TASK OBJECTIVE ▸ Every line below is to be quoted exactly, with nothing added or dropped.

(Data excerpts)
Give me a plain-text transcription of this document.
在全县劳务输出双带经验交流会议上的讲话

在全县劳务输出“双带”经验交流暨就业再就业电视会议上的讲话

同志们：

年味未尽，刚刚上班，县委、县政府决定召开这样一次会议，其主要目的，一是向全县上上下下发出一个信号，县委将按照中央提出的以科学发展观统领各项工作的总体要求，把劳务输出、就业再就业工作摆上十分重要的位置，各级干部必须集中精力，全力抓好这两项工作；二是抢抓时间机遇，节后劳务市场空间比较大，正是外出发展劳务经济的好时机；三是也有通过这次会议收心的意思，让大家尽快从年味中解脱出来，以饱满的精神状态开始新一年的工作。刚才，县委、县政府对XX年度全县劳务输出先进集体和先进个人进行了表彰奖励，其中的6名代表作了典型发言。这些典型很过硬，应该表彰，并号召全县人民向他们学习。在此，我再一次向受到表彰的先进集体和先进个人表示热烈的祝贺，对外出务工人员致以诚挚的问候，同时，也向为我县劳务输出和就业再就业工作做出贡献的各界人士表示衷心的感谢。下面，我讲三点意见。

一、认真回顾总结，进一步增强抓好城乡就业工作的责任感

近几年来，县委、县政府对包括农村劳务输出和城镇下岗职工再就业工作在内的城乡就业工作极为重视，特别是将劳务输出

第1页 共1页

THE RESPONSE ▸
Give me a plain-text transcription of this document.
在全县劳务输出双带经验交流会议上的讲话

在全县劳务输出“双带”经验交流暨就业再就业电视会议上的讲话

同志们：

年味未尽，刚刚上班，县委、县政府决定召开这样一次会议，其主要目的，一是向全县上上下下发出一个信号，县委将按照中央提出的以科学发展观统领各项工作的总体要求，把劳务输出、就业再就业工作摆上十分重要的位置，各级干部必须集中精力，全力抓好这两项工作；二是抢抓时间机遇，节后劳务市场空间比较大，正是外出发展劳务经济的好时机；三是也有通过这次会议收心的意思，让大家尽快从年味中解脱出来，以饱满的精神状态开始新一年的工作。刚才，县委、县政府对XX年度全县劳务输出先进集体和先进个人进行了表彰奖励，其中的6名代表作了典型发言。这些典型很过硬，应该表彰，并号召全县人民向他们学习。在此，我再一次向受到表彰的先进集体和先进个人表示热烈的祝贺，对外出务工人员致以诚挚的问候，同时，也向为我县劳务输出和就业再就业工作做出贡献的各界人士表示衷心的感谢。下面，我讲三点意见。

一、认真回顾总结，进一步增强抓好城乡就业工作的责任感

近几年来，县委、县政府对包括农村劳务输出和城镇下岗职工再就业工作在内的城乡就业工作极为重视，特别是将劳务输出

第1页 共1页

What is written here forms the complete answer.